Select every line holding the word "ナンバー" and copy it.

Records for the task
>> begin

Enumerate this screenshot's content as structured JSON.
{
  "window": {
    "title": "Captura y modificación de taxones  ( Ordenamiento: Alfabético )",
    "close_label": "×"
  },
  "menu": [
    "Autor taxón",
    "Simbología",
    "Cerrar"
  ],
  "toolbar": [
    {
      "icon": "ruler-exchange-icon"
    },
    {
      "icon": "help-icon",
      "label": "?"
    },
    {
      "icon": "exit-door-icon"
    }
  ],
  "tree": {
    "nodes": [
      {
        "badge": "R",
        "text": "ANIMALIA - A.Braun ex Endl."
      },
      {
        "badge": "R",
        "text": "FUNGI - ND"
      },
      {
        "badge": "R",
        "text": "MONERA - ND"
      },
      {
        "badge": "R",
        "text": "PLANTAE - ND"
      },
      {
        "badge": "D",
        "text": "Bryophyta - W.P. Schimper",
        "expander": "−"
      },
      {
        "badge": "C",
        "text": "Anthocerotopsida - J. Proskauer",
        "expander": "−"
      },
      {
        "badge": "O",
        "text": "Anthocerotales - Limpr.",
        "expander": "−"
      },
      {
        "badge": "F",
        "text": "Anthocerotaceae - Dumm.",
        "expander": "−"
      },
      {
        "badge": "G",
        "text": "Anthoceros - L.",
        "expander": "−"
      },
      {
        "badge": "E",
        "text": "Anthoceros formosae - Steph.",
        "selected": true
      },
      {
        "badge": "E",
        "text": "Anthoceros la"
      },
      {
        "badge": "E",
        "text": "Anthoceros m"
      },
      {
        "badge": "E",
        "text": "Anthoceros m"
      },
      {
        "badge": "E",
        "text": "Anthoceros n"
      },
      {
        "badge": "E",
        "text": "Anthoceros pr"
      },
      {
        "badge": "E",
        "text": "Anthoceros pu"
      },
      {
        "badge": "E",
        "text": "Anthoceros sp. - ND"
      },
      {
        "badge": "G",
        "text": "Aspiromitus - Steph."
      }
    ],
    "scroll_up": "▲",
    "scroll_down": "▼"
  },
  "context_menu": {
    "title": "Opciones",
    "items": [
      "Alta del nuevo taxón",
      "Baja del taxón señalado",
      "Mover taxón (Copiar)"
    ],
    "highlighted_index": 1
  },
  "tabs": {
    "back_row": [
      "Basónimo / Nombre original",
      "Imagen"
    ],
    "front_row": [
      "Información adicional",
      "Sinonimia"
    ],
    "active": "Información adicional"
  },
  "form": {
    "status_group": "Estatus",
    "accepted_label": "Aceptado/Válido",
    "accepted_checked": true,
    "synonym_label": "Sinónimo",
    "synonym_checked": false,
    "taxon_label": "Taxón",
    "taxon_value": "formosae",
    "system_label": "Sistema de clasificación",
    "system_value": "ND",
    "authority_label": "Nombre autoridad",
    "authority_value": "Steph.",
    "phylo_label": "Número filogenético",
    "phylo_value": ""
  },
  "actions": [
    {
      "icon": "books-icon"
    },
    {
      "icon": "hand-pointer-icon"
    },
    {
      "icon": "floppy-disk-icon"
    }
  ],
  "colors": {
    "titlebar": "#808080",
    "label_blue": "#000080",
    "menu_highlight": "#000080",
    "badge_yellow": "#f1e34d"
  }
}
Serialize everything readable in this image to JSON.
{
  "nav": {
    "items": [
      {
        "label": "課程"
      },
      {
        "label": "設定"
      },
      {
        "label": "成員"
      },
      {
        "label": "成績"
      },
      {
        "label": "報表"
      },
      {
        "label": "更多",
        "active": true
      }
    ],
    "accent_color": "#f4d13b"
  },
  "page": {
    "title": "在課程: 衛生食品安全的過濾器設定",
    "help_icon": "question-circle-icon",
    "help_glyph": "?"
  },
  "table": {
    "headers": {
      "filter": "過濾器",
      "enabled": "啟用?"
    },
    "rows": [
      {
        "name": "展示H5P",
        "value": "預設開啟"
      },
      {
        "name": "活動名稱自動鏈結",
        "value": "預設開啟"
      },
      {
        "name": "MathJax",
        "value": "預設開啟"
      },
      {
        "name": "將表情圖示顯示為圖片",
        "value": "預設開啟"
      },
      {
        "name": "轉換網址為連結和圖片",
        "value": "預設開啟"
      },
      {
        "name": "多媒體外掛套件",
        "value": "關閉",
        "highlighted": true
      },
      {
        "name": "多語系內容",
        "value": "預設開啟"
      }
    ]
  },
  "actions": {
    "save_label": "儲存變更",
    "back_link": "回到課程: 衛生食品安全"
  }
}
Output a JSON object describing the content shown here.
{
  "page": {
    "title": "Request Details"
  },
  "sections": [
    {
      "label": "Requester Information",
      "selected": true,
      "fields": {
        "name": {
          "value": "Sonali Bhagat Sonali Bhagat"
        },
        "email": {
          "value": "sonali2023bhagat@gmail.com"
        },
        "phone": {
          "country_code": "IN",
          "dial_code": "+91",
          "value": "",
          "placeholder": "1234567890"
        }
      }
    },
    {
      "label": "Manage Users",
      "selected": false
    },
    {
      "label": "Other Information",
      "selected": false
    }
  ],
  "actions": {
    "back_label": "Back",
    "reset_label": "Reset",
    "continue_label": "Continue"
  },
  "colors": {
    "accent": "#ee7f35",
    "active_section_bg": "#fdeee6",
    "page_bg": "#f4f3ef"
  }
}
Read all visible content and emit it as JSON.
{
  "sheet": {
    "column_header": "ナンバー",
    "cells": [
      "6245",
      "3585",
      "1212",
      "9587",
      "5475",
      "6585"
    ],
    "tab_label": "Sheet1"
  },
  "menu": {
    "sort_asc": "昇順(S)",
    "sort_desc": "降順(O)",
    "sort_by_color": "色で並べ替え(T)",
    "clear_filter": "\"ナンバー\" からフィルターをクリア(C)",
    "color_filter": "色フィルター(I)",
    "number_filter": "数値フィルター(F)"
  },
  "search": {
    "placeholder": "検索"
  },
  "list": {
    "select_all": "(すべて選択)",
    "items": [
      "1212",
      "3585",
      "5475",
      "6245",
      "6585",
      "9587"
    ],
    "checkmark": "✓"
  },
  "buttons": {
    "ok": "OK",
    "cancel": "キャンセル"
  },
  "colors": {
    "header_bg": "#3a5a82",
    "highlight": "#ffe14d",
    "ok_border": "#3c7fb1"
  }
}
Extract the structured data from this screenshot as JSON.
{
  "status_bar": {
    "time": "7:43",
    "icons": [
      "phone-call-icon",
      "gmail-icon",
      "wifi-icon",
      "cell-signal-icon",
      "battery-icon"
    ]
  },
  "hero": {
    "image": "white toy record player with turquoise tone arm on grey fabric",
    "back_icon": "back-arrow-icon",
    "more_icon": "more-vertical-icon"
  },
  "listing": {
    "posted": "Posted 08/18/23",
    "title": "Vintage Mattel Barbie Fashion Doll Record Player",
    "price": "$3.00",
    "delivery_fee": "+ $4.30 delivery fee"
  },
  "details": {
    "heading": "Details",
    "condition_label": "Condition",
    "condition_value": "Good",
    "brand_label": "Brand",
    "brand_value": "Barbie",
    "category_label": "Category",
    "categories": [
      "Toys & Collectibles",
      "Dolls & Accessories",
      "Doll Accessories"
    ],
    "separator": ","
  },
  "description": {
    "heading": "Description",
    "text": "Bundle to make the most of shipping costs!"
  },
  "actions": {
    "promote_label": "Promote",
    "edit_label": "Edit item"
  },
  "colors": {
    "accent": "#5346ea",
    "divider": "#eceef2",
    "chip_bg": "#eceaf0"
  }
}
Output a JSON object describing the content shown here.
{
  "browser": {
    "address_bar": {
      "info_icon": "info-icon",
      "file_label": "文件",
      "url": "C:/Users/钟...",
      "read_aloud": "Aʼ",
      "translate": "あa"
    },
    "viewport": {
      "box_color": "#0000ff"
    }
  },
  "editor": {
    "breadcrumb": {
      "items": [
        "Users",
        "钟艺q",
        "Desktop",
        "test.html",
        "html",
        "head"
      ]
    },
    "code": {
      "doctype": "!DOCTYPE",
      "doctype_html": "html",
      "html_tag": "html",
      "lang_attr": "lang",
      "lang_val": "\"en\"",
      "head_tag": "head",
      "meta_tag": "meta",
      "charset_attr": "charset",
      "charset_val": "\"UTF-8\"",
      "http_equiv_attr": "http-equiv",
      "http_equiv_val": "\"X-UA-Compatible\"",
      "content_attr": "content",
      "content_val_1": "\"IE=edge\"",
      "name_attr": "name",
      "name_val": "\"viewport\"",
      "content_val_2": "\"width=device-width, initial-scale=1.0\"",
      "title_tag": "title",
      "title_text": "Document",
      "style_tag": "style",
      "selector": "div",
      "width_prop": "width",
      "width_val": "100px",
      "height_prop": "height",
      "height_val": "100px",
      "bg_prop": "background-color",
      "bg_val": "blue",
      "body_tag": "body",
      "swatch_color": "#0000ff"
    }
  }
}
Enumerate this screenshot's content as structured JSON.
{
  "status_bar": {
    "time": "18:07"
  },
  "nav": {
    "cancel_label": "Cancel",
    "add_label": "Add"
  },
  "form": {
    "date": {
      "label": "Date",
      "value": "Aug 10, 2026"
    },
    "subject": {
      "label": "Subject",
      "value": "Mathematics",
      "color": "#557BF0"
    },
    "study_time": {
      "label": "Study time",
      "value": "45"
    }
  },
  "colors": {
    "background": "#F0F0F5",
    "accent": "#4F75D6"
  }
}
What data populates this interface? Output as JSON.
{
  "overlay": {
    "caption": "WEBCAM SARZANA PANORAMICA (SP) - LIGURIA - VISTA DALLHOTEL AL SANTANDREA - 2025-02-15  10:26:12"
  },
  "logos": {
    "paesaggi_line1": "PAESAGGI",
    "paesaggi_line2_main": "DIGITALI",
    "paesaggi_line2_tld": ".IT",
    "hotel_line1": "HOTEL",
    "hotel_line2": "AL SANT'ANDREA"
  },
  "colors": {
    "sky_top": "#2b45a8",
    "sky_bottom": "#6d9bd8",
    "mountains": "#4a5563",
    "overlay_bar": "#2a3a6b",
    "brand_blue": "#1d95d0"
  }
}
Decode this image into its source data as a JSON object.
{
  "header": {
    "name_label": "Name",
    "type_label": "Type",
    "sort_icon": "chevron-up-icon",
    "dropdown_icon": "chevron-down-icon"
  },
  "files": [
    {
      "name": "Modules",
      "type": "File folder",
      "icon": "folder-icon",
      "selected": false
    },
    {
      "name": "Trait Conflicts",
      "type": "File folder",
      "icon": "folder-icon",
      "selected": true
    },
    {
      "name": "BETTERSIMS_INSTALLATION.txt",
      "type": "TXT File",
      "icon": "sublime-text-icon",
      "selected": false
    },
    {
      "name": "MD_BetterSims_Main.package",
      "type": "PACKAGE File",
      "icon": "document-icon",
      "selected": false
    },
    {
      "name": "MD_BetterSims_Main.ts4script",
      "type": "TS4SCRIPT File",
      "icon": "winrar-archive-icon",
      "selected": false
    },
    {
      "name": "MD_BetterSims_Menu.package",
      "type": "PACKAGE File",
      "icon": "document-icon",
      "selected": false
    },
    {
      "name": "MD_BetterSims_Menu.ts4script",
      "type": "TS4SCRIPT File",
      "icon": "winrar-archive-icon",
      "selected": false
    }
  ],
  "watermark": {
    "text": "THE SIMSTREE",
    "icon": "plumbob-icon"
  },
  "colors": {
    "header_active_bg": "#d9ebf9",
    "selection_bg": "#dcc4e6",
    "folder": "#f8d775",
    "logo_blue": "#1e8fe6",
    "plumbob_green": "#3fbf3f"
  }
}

>> end

Answer to this exercise
    "column_header": "ナンバー",
    "clear_filter": "\"ナンバー\" からフィルターをクリア(C)",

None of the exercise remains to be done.